WORK TO COMPLETE
In the email reply about image inpainting below, list every characteristic given in parentheses for the two algorithms, and note which algorithm each one describes.

SELECTED EXTRACT
·····
On Nov 23, 2013 12:33 AM, "Adam Hughes" <hughes...@gmail.com> wrote:
>
> 3.  If possible, removing the ROI from the original image, and splicing the original image back together.  If this is possible, that would be amazing.  This would allow us to effectively cut out regions of our images that are obviously contaminates. 

Yes, this is possible. It is also known as Image Inpainting. There are two algorithm implementations for the same, although they haven't yet been merged.

Fast Marching Algorithm: (Fast, introduce some blurriness)
Here is the dev branch: https://github.com/chintak/scikit-image/tree/inpaint
Exemplar based Inpainting: (Slower, very accurate for repeating patterns, reconstructs using sample image patches from the image)
·····
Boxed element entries
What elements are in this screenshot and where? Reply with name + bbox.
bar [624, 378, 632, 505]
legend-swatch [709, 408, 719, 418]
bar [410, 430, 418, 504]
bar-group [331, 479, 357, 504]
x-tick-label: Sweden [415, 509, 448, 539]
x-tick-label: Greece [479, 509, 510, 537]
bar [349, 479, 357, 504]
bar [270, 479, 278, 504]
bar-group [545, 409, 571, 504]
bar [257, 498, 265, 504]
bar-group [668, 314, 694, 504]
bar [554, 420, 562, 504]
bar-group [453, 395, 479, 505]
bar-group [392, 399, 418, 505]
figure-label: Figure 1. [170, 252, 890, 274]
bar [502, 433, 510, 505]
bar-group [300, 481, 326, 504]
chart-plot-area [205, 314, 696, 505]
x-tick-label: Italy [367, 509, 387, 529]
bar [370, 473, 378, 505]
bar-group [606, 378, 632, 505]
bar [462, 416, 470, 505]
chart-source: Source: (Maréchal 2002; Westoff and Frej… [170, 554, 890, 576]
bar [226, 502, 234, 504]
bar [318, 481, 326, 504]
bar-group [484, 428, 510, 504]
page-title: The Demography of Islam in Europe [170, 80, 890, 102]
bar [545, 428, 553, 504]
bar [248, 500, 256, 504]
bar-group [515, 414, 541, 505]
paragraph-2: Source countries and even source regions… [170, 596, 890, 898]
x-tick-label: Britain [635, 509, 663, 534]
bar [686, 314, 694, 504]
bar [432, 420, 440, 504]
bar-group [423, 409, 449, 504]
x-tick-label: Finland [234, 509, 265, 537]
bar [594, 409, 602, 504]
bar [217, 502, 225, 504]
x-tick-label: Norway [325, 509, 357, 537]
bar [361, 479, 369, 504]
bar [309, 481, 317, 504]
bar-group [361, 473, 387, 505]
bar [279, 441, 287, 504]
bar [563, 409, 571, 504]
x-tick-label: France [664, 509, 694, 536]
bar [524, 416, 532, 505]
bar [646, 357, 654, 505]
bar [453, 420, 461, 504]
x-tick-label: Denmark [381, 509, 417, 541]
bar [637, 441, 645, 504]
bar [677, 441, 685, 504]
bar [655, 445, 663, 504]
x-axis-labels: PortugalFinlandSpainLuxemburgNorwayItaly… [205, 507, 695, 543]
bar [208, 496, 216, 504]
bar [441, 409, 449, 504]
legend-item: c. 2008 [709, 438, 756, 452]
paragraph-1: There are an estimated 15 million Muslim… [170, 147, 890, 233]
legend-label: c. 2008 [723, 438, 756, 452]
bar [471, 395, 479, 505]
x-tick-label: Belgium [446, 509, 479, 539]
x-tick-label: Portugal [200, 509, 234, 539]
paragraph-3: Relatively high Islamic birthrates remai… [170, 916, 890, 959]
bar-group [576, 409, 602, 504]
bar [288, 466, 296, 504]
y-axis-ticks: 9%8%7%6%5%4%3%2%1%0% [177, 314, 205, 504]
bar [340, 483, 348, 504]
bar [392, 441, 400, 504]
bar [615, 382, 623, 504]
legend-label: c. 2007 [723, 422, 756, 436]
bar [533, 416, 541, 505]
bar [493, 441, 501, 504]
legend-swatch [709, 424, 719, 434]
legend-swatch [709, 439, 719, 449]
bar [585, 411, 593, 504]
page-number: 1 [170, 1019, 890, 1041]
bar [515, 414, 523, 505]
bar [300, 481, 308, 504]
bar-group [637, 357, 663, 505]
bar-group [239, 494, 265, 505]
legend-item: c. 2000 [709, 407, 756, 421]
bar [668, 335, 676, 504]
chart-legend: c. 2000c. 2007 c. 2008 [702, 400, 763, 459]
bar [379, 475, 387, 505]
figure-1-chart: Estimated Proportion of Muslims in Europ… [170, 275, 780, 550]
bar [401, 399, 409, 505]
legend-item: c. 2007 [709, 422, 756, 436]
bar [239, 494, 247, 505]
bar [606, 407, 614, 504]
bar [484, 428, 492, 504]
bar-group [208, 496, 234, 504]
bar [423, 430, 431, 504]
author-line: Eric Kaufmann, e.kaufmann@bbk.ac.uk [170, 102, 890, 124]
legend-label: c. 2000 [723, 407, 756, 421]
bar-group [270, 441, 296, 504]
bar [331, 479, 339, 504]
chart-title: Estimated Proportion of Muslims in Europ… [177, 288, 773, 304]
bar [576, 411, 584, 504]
·····
SOLUTION FOR THIS EXERCISE
Fast Marching Algorithm:
- Fast
- introduce some blurriness

Exemplar based Inpainting:
- Slower
- very accurate for repeating patterns
- reconstructs using sample image patches from the image